#### TEXT PASSAGE
****************
The first is that you need to work every single day at being great at that one thing if you want to be great....taken from an amazing post on BrazenCareerist.com about being expert
To start with, I'm asking that this is a two-way discussion - if you think I could be doing something better, harder, less often, whatever, please comment or email me to air your thoughts. I know far from all the knowledge there is on training methods so share with you all so you can feed back in return! And if there's any pro coaches that want to take me under their wing, you know where to find me :)
Secondly, this is transferable to trad, my primary focus right now is for sport routes. Imagine reducing the amount of pump you get while on that trad route?!?!?
Before planning exactly what I was doing each week, I basically take a rough draft of what trips I'd planned for the year:
Summer: unknown, but multi-week trip somewhere
Following on from this, I was able to judge that I had roughly 6 weeks from the beginning of January, then another 7-ish weeks till April, and then another similar time-frame before the summer. There's another trip planned after this, but I'll decide the 2nd half of the year closer to the date once I re-evaluate my performance.
Obviously Christmas was a nice excuse for a break, so I tied onto this that I would start off with a consolidation phase to begin with for my endurance - I've been climbing relatively consistently for the past few months so was happy with by-passing a month of just easy mileage as I essentially did this after my lay-off in October - get a good grounding and prepare for higher-intensity work from the return after the first trip. This has mainly involved two sessions a week of double laps on a grade (not including a warm-up route or two) that I'm relatively solid on, but would push me a bit.
****************
#### EXTRACTED DATA
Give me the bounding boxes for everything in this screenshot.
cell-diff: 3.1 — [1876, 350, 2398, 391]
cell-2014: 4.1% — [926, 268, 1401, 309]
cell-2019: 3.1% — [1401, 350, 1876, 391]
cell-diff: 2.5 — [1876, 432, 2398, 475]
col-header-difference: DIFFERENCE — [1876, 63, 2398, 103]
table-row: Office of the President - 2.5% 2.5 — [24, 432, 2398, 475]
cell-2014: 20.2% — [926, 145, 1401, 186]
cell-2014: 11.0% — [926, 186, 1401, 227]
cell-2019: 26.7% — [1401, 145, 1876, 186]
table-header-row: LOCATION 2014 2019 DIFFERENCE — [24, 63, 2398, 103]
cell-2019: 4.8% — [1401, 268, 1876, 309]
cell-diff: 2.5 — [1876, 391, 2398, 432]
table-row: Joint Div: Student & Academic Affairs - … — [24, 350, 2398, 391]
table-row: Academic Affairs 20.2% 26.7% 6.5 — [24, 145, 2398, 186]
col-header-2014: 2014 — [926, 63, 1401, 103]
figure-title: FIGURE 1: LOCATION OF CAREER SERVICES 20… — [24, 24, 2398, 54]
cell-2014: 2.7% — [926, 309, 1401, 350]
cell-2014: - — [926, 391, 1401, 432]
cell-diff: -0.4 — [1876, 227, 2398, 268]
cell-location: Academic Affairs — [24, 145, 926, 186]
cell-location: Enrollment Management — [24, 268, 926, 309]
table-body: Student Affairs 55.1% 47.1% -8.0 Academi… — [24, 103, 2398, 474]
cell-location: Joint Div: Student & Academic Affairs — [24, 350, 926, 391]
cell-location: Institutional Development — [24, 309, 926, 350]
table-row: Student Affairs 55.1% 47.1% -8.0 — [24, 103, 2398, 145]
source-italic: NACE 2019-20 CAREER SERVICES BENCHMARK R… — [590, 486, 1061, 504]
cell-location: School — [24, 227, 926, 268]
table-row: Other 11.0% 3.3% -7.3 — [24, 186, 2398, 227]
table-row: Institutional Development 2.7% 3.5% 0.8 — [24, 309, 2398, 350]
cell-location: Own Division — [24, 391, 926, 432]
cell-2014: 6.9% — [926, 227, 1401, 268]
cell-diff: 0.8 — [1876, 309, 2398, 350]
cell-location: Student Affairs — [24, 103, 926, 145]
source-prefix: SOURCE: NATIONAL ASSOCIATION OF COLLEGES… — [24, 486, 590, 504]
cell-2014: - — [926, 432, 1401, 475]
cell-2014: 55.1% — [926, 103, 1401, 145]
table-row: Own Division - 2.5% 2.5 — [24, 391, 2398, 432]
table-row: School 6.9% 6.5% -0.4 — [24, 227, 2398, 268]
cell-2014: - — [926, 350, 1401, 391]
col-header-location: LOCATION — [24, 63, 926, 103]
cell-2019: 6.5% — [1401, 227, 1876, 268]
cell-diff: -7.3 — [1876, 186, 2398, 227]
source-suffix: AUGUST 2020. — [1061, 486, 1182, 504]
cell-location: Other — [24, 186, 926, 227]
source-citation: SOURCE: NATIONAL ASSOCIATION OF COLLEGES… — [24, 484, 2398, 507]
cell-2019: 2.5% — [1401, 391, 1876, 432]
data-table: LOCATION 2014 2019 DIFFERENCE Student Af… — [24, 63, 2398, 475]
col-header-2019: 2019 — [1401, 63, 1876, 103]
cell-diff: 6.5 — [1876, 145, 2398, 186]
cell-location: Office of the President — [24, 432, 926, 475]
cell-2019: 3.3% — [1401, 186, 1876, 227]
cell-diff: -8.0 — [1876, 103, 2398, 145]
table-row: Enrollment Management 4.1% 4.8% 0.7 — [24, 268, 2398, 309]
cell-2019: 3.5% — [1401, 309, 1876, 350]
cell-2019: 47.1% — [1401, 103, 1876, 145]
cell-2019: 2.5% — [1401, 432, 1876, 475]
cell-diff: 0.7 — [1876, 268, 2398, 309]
****************
#### TO DO
1. In the climbing training post, how many sessions a week of double laps has the consolidation phase mainly involved?
2. Continue the climbing training post from the point where it stops.
The entries are not needed for what is asked here.

#### FINAL ANSWERS
1. Two sessions a week.

2.
For me, this is a 7a-ish route - a grade I can onsight comfortably more often than not - and mixing it across three different routes at the wall. One slightly overhanging crimpy, one steep and one slightly overhanging pocket-y. I was not getting the full 10 routes immediately, maybe about 7 (especially if I was doing a lot of the crimpy one which pumps me stupid) but fell off the last hold of the last route for the first time on Tuesday (6 steep 7a's and 4 of the crimpy routes). So, I'm seeing progress.
In short, if you can do it all on the first night, you've probably set it soft. If you can barely manage the first route, let alone two back-to-back, you might want to give your ego a kick up the arse and be realistic :) Expect to use one, maybe two, nights just getting the balance right....
These sessions normally fall on a Tuesday and one of the weekend days. Alongside this, I've been bouldering on Thursdays for definite, on the other weekend day (outdoors if the weather is being kind), and using the fingerboard twice a week - 5/6 days (I find one of the fingerboard sessions can be mixed in on an evening of bouldering) in total. I'll elaborate more on this in the next post....
Once this period is up and it's mid-February, i.e. (after next week), I'll then start just projecting hard routes until Siurana. Close to my limit and aim for 3-5 goes on it per night.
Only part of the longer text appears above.